> **SOURCE EXTRACT**:
§
Every day in this country, more than 75,000 men and women go to work at America’s electric cooperatives to keep the lights on for 42 million energy consumers in 48 states. It’s challenging work, but in addition to a paycheck, co-op employees go home each night knowing they’ve helped make their communities better places to live.
Over the next five years, thousands of workers will get to experience that sense of purpose and pride as America’s electric cooperatives hire nearly 15,000 employees nationwide. These new hires will replace Baby Boomers reaching retirement age and accommodate organic growth in the energy industry.
A lineworker high atop a pole is the first image that comes to mind for most people who think about electric cooperative employees. It’s true that lineworkers comprise the largest segment of the co-op workforce — approximately 25 percent — but it takes a variety of talents to keep a cooperative running smoothly.
Information technology and engineering are two rapidly growing career opportunities at co-ops. The need for more high-tech workers is driven by the shift to a smarter electric grid and the growth of renewable energy sources that must be carefully monitored and managed.
Other in-demand career paths at electric cooperatives include finance, member services, equipment operators, energy advisors, communications and marketing, purchasing, administrative support and human resources.
Hundreds of co-ops. One purpose.
For people who enjoy the rural quality of life but want to explore other parts of the country, an electric cooperative career might be the perfect option. There are more than 900 electric cooperatives in the United States, and combined they serve 75 percent of the nation’s landmass.
Co-op lines stretch across every region, climate and geographic feature America has to offer, and each cooperative reflects the character of the community it serves. No matter what living situation and work environment prospective employees might be seeking, they’re sure to find it somewhere in the electric cooperative network.
§
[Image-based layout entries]
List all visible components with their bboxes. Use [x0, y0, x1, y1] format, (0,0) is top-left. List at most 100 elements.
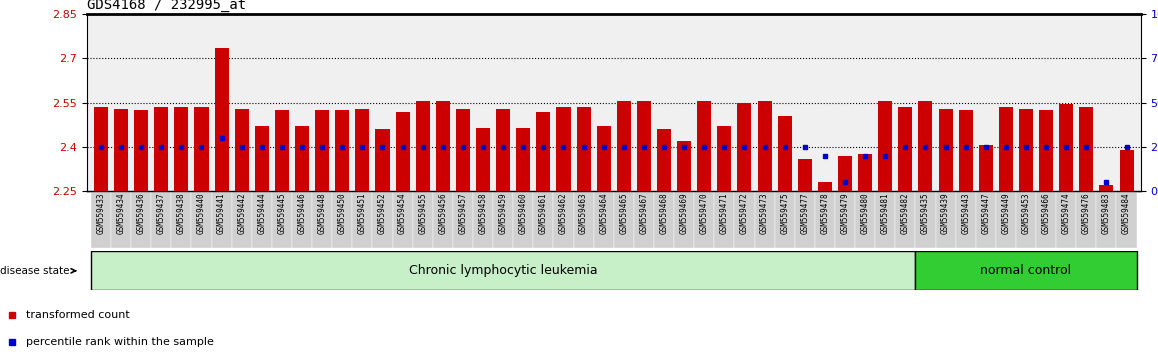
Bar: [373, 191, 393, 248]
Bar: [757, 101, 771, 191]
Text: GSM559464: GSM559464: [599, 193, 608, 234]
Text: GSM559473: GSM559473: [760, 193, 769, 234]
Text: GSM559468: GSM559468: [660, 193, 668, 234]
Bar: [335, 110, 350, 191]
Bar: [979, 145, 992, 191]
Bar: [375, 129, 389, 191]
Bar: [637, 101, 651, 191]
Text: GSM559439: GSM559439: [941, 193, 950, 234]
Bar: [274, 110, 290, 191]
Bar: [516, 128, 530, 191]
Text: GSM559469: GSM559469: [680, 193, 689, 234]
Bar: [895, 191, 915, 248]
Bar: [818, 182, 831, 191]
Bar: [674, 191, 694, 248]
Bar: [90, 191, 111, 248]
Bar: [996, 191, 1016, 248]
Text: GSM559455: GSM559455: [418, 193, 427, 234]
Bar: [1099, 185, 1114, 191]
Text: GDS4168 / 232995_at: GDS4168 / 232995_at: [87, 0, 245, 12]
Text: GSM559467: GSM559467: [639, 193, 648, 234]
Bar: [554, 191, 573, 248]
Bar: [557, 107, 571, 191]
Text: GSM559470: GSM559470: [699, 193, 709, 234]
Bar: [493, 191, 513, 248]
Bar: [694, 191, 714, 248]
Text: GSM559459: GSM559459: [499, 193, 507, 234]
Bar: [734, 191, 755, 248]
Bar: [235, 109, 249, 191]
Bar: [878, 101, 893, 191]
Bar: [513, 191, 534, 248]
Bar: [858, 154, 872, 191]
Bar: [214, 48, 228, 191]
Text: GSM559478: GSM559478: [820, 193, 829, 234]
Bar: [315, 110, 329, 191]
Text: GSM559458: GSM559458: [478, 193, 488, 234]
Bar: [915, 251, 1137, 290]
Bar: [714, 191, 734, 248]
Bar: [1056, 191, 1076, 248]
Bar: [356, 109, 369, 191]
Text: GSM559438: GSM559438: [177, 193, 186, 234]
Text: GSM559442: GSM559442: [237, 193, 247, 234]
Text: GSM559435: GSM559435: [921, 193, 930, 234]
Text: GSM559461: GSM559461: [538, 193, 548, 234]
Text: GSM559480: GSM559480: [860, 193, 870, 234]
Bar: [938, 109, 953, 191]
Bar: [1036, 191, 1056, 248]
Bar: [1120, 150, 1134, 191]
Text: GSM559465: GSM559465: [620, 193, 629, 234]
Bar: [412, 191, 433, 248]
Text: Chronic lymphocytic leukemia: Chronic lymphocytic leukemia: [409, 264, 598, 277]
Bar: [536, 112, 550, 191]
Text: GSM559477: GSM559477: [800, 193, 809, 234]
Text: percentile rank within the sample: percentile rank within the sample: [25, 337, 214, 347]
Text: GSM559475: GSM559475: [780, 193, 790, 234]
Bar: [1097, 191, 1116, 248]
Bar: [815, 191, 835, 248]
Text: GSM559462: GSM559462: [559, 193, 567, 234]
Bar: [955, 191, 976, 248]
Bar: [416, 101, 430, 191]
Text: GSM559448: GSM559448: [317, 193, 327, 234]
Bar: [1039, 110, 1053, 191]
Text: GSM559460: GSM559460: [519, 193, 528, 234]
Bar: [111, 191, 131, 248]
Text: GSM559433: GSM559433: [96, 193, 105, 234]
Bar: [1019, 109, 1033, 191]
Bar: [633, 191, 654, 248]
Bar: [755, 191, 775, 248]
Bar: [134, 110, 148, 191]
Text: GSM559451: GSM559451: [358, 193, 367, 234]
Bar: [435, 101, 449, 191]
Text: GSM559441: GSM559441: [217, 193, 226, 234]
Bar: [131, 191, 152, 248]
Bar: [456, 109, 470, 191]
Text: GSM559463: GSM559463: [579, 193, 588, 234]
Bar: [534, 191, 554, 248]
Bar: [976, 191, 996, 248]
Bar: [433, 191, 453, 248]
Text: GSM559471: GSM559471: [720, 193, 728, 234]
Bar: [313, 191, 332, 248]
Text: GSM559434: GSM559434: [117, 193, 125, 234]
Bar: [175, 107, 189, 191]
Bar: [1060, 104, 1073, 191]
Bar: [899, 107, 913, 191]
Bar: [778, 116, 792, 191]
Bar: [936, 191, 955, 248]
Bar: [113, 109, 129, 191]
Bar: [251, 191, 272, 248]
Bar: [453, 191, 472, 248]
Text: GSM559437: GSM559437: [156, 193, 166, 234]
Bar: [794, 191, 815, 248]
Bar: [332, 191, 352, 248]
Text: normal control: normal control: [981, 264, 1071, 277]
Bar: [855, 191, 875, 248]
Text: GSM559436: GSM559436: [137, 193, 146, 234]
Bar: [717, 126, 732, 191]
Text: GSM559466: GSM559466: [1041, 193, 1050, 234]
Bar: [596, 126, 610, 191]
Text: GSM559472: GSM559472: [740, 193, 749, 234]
§
> **GOALS**:
**a)** Translate this sentence from the piece on electric cooperative careers into Spanish: "Information technology and engineering are two rapidly growing career opportunities at co-ops."
**b)** Pick up the piece on electric cooperative careers after its last sentence and keep writing.

> **ANSWER LIST**:
**a)** La tecnología de la información y la ingeniería son dos oportunidades profesionales de rápido crecimiento en las cooperativas.

**b)**
Although the national statistics are impressive, it doesn’t mean much to a job seeker if his or her local co-op is fully staffed and doesn’t anticipate any openings in the near future. But many jobs – especially lineworkers, equipment operators and other similar roles – are available through regional and national contractors. These contractors are typically hired to supplement local utility crews to help build large projects or repair widespread storm damage. They move from project to project over time, offering employees a chance to see different parts of the country.
They provide a great option for individuals who would like to join their hometown co-op when a position becomes available, but want to start working in the energy industry immediately.
Some people think the only time to start a new career is fresh out of high school or college. While the energy industry offers many rewarding careers to recent grads, it is also a great place to start a second or third career. Lineworker training programs offered through community colleges are growing in popularity among people who previously worked in oil and gas, manufacturing, mining, forestry and other similar industries.
Electric cooperatives are also eager to hire military veterans and their spouses. Last year, America’s electric cooperatives launched a program called Vets Power Us..To learn more about the opportunities available across the cooperative network, visit careers.touchstoneenergy.coop.
(Featured Photo – A customer service rep talks on the phone. – By: Scott Van Osdol)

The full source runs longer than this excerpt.